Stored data

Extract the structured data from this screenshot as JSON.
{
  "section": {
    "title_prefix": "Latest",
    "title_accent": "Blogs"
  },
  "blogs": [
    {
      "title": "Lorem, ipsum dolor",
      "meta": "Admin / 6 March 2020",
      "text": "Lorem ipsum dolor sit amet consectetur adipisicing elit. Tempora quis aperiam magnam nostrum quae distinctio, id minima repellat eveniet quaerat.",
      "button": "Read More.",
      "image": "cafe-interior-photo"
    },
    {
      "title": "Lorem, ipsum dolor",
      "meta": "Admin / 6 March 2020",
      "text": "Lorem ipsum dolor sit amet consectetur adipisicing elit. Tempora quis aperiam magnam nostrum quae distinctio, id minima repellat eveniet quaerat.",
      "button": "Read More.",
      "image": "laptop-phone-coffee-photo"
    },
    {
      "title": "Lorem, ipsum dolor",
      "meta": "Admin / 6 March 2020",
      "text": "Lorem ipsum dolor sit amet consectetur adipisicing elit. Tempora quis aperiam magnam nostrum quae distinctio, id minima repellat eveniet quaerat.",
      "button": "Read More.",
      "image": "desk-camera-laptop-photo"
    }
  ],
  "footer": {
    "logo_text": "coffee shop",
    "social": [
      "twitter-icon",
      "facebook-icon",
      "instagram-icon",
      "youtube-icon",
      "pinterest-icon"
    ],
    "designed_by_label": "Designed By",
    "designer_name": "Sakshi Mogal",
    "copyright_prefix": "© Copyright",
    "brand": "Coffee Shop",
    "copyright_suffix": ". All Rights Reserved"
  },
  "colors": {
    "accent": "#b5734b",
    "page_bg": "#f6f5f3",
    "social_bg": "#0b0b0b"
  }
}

**Aim**
Extract all the material, leaving every line as it is.

**Solution to the exercise**
Extract the structured data from this screenshot as JSON.
{
  "section": {
    "title_prefix": "Latest",
    "title_accent": "Blogs"
  },
  "blogs": [
    {
      "title": "Lorem, ipsum dolor",
      "meta": "Admin / 6 March 2020",
      "text": "Lorem ipsum dolor sit amet consectetur adipisicing elit. Tempora quis aperiam magnam nostrum quae distinctio, id minima repellat eveniet quaerat.",
      "button": "Read More.",
      "image": "cafe-interior-photo"
    },
    {
      "title": "Lorem, ipsum dolor",
      "meta": "Admin / 6 March 2020",
      "text": "Lorem ipsum dolor sit amet consectetur adipisicing elit. Tempora quis aperiam magnam nostrum quae distinctio, id minima repellat eveniet quaerat.",
      "button": "Read More.",
      "image": "laptop-phone-coffee-photo"
    },
    {
      "title": "Lorem, ipsum dolor",
      "meta": "Admin / 6 March 2020",
      "text": "Lorem ipsum dolor sit amet consectetur adipisicing elit. Tempora quis aperiam magnam nostrum quae distinctio, id minima repellat eveniet quaerat.",
      "button": "Read More.",
      "image": "desk-camera-laptop-photo"
    }
  ],
  "footer": {
    "logo_text": "coffee shop",
    "social": [
      "twitter-icon",
      "facebook-icon",
      "instagram-icon",
      "youtube-icon",
      "pinterest-icon"
    ],
    "designed_by_label": "Designed By",
    "designer_name": "Sakshi Mogal",
    "copyright_prefix": "© Copyright",
    "brand": "Coffee Shop",
    "copyright_suffix": ". All Rights Reserved"
  },
  "colors": {
    "accent": "#b5734b",
    "page_bg": "#f6f5f3",
    "social_bg": "#0b0b0b"
  }
}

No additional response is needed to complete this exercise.